(Recorded data)
<<<<
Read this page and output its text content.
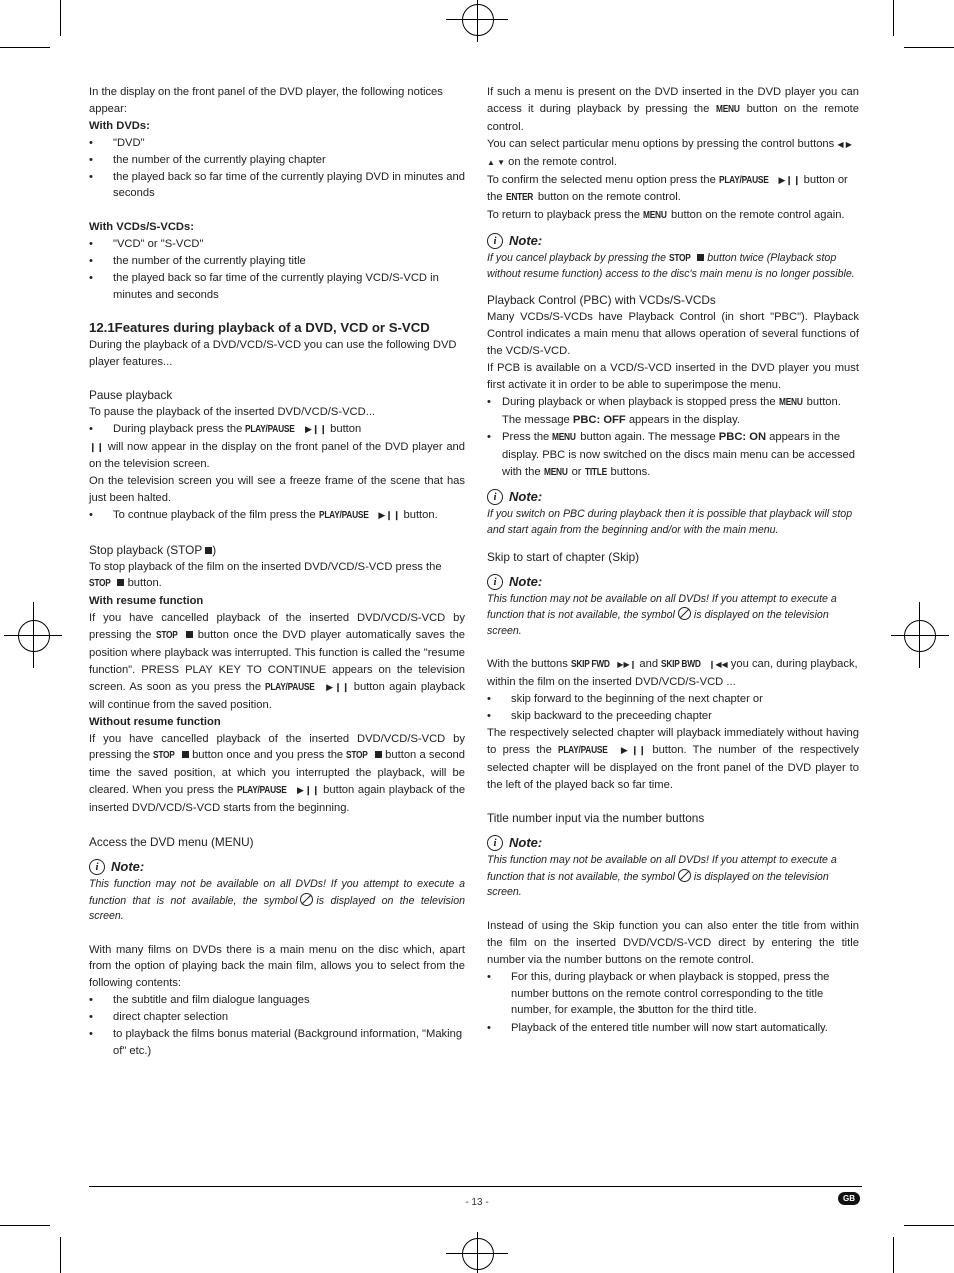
In the display on the front panel of the DVD player, the following notices appear:

With DVDs:

• "DVD"

• the number of the currently playing chapter

• the played back so far time of the currently playing DVD in minutes and seconds

With VCDs/S-VCDs:

• "VCD" or "S-VCD"

• the number of the currently playing title

• the played back so far time of the currently playing VCD/S-VCD in minutes and seconds

12.1Features during playback of a DVD, VCD or S-VCD

During the playback of a DVD/VCD/S-VCD you can use the following DVD player features...

Pause playback

To pause the playback of the inserted DVD/VCD/S-VCD...

• During playback press the PLAY/PAUSE ▶❙❙ button

❙❙ will now appear in the display on the front panel of the DVD player and on the television screen.

On the television screen you will see a freeze frame of the scene that has just been halted.

• To contnue playback of the film press the PLAY/PAUSE ▶❙❙ button.

Stop playback (STOP )

To stop playback of the film on the inserted DVD/VCD/S-VCD press the STOP button.

With resume function

If you have cancelled playback of the inserted DVD/VCD/S-VCD by pressing the STOP button once the DVD player automatically saves the position where playback was interrupted. This function is called the "resume function". PRESS PLAY KEY TO CONTINUE appears on the television screen. As soon as you press the PLAY/PAUSE ▶❙❙ button again playback will continue from the saved position.

Without resume function

If you have cancelled playback of the inserted DVD/VCD/S-VCD by pressing the STOP button once and you press the STOP button a second time the saved position, at which you interrupted the playback, will be cleared. When you press the PLAY/PAUSE ▶❙❙ button again playback of the inserted DVD/VCD/S-VCD starts from the beginning.

Access the DVD menu (MENU)

i Note:

This function may not be available on all DVDs! If you attempt to execute a function that is not available, the symbol is displayed on the television screen.

With many films on DVDs there is a main menu on the disc which, apart from the option of playing back the main film, allows you to select from the following contents:

• the subtitle and film dialogue languages

• direct chapter selection

• to playback the films bonus material (Background information, "Making of" etc.)

If such a menu is present on the DVD inserted in the DVD player you can access it during playback by pressing the MENU button on the remote control.

You can select particular menu options by pressing the control buttons ◀ ▶ ▲ ▼ on the remote control.

To confirm the selected menu option press the PLAY/PAUSE ▶❙❙ button or the ENTER button on the remote control.

To return to playback press the MENU button on the remote control again.

i Note:

If you cancel playback by pressing the STOP button twice (Playback stop without resume function) access to the disc's main menu is no longer possible.

Playback Control (PBC) with VCDs/S-VCDs

Many VCDs/S-VCDs have Playback Control (in short "PBC"). Playback Control indicates a main menu that allows operation of several functions of the VCD/S-VCD.

If PCB is available on a VCD/S-VCD inserted in the DVD player you must first activate it in order to be able to superimpose the menu.

• During playback or when playback is stopped press the MENU button.
The message PBC: OFF appears in the display.

• Press the MENU button again. The message PBC: ON appears in the display. PBC is now switched on the discs main menu can be accessed with the MENU or TITLE buttons.

i Note:

If you switch on PBC during playback then it is possible that playback will stop and start again from the beginning and/or with the main menu.

Skip to start of chapter (Skip)

i Note:

This function may not be available on all DVDs! If you attempt to execute a function that is not available, the symbol is displayed on the television screen.

With the buttons SKIP FWD ▶▶❙ and SKIP BWD ❙◀◀ you can, during playback, within the film on the inserted DVD/VCD/S-VCD ...

• skip forward to the beginning of the next chapter or

• skip backward to the preceeding chapter

The respectively selected chapter will playback immediately without having to press the PLAY/PAUSE ▶❙❙ button. The number of the respectively selected chapter will be displayed on the front panel of the DVD player to the left of the played back so far time.

Title number input via the number buttons

i Note:

This function may not be available on all DVDs! If you attempt to execute a function that is not available, the symbol is displayed on the television screen.

Instead of using the Skip function you can also enter the title from within the film on the inserted DVD/VCD/S-VCD direct by entering the title number via the number buttons on the remote control.

• For this, during playback or when playback is stopped, press the number buttons on the remote control corresponding to the title number, for example, the 3 button for the third title.

• Playback of the entered title number will now start automatically.

- 13 -	GB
>>>>
Direction> Pull every line containing "films" out of the data above.

Finished exercise>
With many films on DVDs there is a main menu on the disc which, apart from the option of playing back the main film, allows you to select from the following contents:
• to playback the films bonus material (Background information, "Making of" etc.)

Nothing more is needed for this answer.